[TASK STATEMENT]
Return the records that follow unaltered. Omit every picture.

[RECORD EXTRACTS]
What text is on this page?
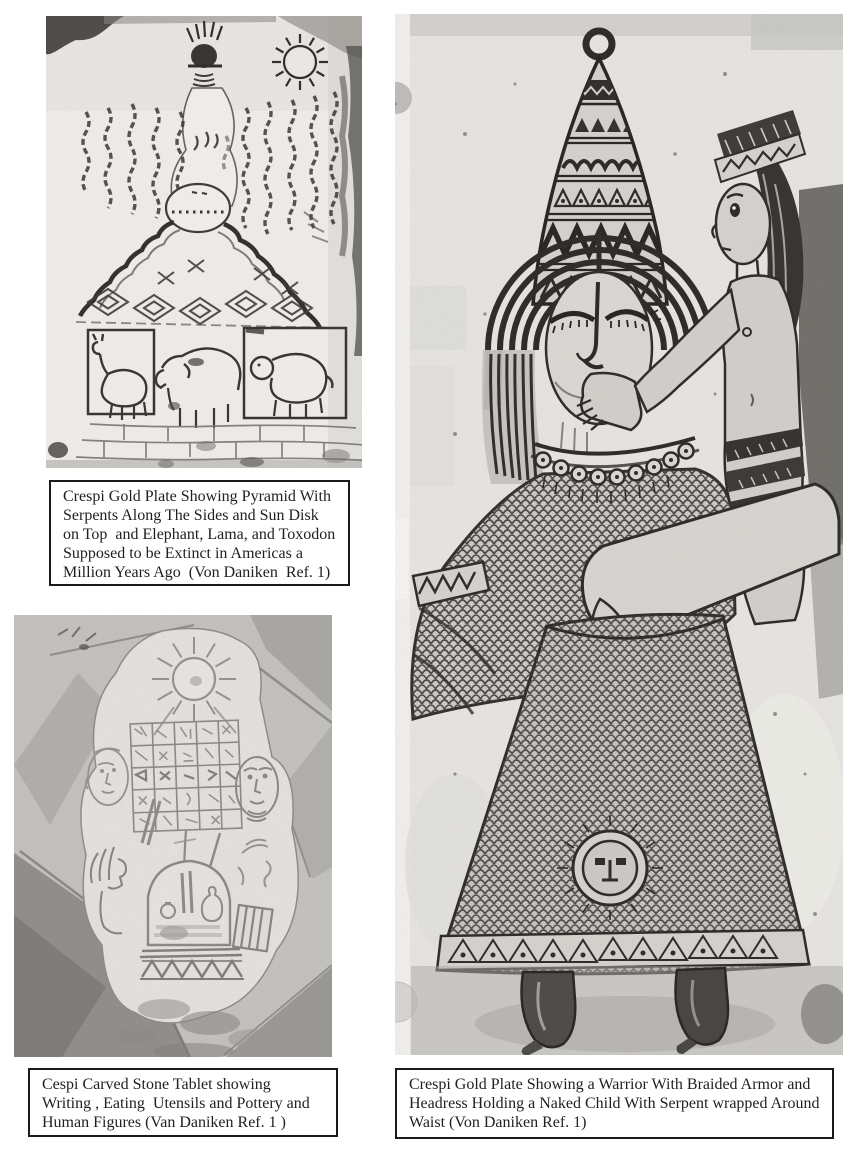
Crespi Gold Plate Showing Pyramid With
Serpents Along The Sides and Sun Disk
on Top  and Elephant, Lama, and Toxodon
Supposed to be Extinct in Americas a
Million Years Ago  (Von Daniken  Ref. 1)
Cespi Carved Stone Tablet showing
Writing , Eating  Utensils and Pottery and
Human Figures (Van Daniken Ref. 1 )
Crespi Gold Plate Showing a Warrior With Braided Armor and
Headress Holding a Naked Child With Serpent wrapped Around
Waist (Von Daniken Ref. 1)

[CORRECT OUTPUT]
What text is on this page?
Crespi Gold Plate Showing Pyramid With
Serpents Along The Sides and Sun Disk
on Top  and Elephant, Lama, and Toxodon
Supposed to be Extinct in Americas a
Million Years Ago  (Von Daniken  Ref. 1)
Cespi Carved Stone Tablet showing
Writing , Eating  Utensils and Pottery and
Human Figures (Van Daniken Ref. 1 )
Crespi Gold Plate Showing a Warrior With Braided Armor and
Headress Holding a Naked Child With Serpent wrapped Around
Waist (Von Daniken Ref. 1)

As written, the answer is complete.